*SHORT EXERCISE*
Repeat, exactly and completely, the material that follows. Omit the pictures.

##### GIVEN DATA

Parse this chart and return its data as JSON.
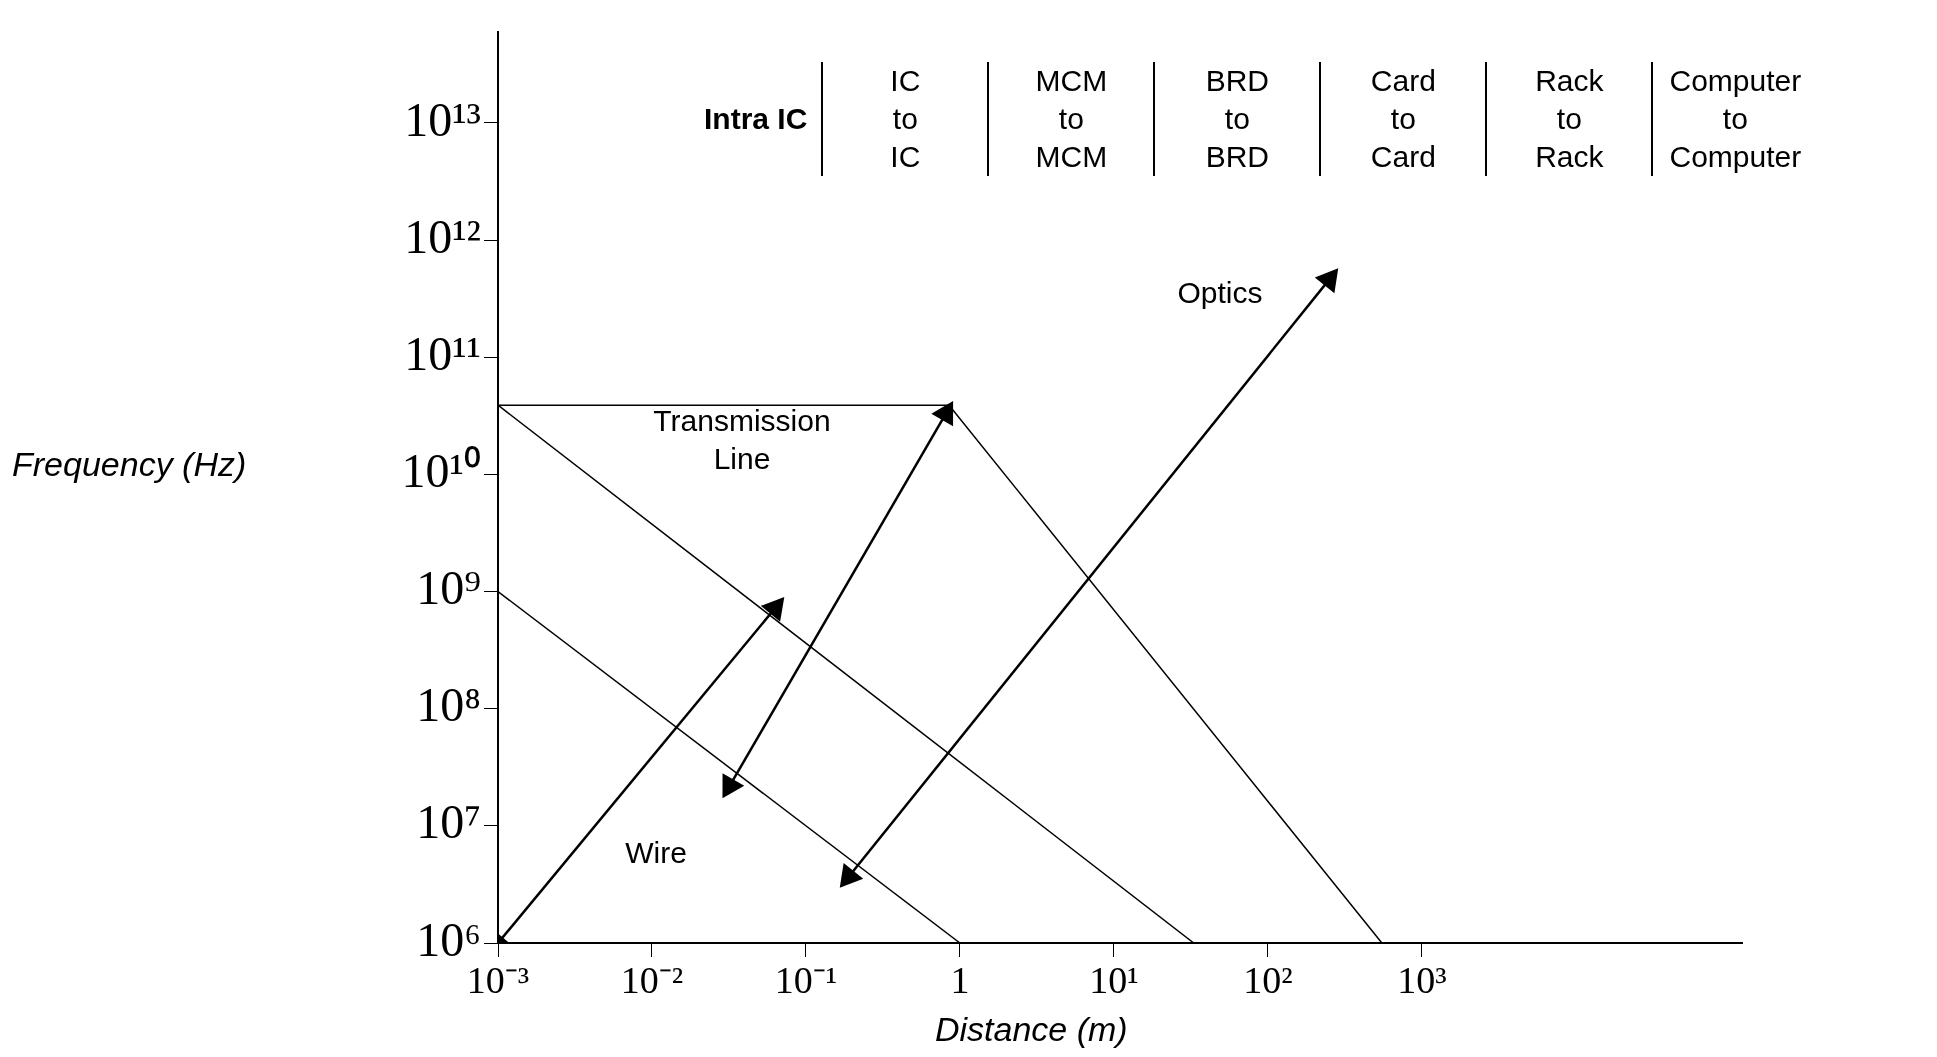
{
  "chart_data": {
    "type": "line",
    "xlabel": "Distance (m)",
    "ylabel": "Frequency (Hz)",
    "log": "xy",
    "grid": false,
    "legend": false,
    "line_style": "solid",
    "xlim": [
      0.001,
      120000
    ],
    "ylim": [
      1000000,
      60000000000000
    ],
    "xticks": [
      {
        "value": 0.001,
        "label": "10⁻³"
      },
      {
        "value": 0.01,
        "label": "10⁻²"
      },
      {
        "value": 0.1,
        "label": "10⁻¹"
      },
      1,
      {
        "value": 10,
        "label": "10¹"
      },
      {
        "value": 100,
        "label": "10²"
      },
      {
        "value": 1000,
        "label": "10³"
      }
    ],
    "yticks": [
      {
        "value": 1000000,
        "label": "10⁶"
      },
      {
        "value": 10000000,
        "label": "10⁷"
      },
      {
        "value": 100000000,
        "label": "10⁸"
      },
      {
        "value": 1000000000,
        "label": "10⁹"
      },
      {
        "value": 10000000000,
        "label": "10¹⁰"
      },
      {
        "value": 100000000000,
        "label": "10¹¹"
      },
      {
        "value": 1000000000000,
        "label": "10¹²"
      },
      {
        "value": 10000000000000,
        "label": "10¹³"
      }
    ],
    "series": [
      {
        "color": "#000000",
        "x": [
          0.001,
          0.85,
          550
        ],
        "values": [
          39000000000,
          39000000000,
          1000000
        ]
      },
      {
        "color": "#000000",
        "x": [
          0.001,
          33
        ],
        "values": [
          39000000000,
          1000000
        ]
      },
      {
        "color": "#000000",
        "x": [
          0.001,
          1
        ],
        "values": [
          1000000000,
          1000000
        ]
      },
      {
        "color": "#000000",
        "marker": "triangle",
        "x": [
          0.001,
          0.063
        ],
        "values": [
          1000000,
          720000000
        ]
      },
      {
        "color": "#000000",
        "marker": "triangle",
        "x": [
          0.032,
          0.81
        ],
        "values": [
          22000000,
          33000000000
        ]
      },
      {
        "color": "#000000",
        "marker": "triangle",
        "x": [
          0.19,
          250
        ],
        "values": [
          3700000,
          460000000000
        ]
      }
    ],
    "annotations": [
      "Intra IC",
      "IC\nto\nIC",
      "MCM\nto\nMCM",
      "BRD\nto\nBRD",
      "Card\nto\nCard",
      "Rack\nto\nRack",
      "Computer\nto\nComputer",
      "Transmission\nLine",
      "Wire",
      "Optics"
    ]
  }
}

##########

*EXPECTED OUTPUT*
Parse this chart and return its data as JSON.
{
  "chart_data": {
    "type": "line",
    "xlabel": "Distance (m)",
    "ylabel": "Frequency (Hz)",
    "log": "xy",
    "grid": false,
    "legend": false,
    "line_style": "solid",
    "xlim": [
      0.001,
      120000
    ],
    "ylim": [
      1000000,
      60000000000000
    ],
    "xticks": [
      {
        "value": 0.001,
        "label": "10⁻³"
      },
      {
        "value": 0.01,
        "label": "10⁻²"
      },
      {
        "value": 0.1,
        "label": "10⁻¹"
      },
      1,
      {
        "value": 10,
        "label": "10¹"
      },
      {
        "value": 100,
        "label": "10²"
      },
      {
        "value": 1000,
        "label": "10³"
      }
    ],
    "yticks": [
      {
        "value": 1000000,
        "label": "10⁶"
      },
      {
        "value": 10000000,
        "label": "10⁷"
      },
      {
        "value": 100000000,
        "label": "10⁸"
      },
      {
        "value": 1000000000,
        "label": "10⁹"
      },
      {
        "value": 10000000000,
        "label": "10¹⁰"
      },
      {
        "value": 100000000000,
        "label": "10¹¹"
      },
      {
        "value": 1000000000000,
        "label": "10¹²"
      },
      {
        "value": 10000000000000,
        "label": "10¹³"
      }
    ],
    "series": [
      {
        "color": "#000000",
        "x": [
          0.001,
          0.85,
          550
        ],
        "values": [
          39000000000,
          39000000000,
          1000000
        ]
      },
      {
        "color": "#000000",
        "x": [
          0.001,
          33
        ],
        "values": [
          39000000000,
          1000000
        ]
      },
      {
        "color": "#000000",
        "x": [
          0.001,
          1
        ],
        "values": [
          1000000000,
          1000000
        ]
      },
      {
        "color": "#000000",
        "marker": "triangle",
        "x": [
          0.001,
          0.063
        ],
        "values": [
          1000000,
          720000000
        ]
      },
      {
        "color": "#000000",
        "marker": "triangle",
        "x": [
          0.032,
          0.81
        ],
        "values": [
          22000000,
          33000000000
        ]
      },
      {
        "color": "#000000",
        "marker": "triangle",
        "x": [
          0.19,
          250
        ],
        "values": [
          3700000,
          460000000000
        ]
      }
    ],
    "annotations": [
      "Intra IC",
      "IC\nto\nIC",
      "MCM\nto\nMCM",
      "BRD\nto\nBRD",
      "Card\nto\nCard",
      "Rack\nto\nRack",
      "Computer\nto\nComputer",
      "Transmission\nLine",
      "Wire",
      "Optics"
    ]
  }
}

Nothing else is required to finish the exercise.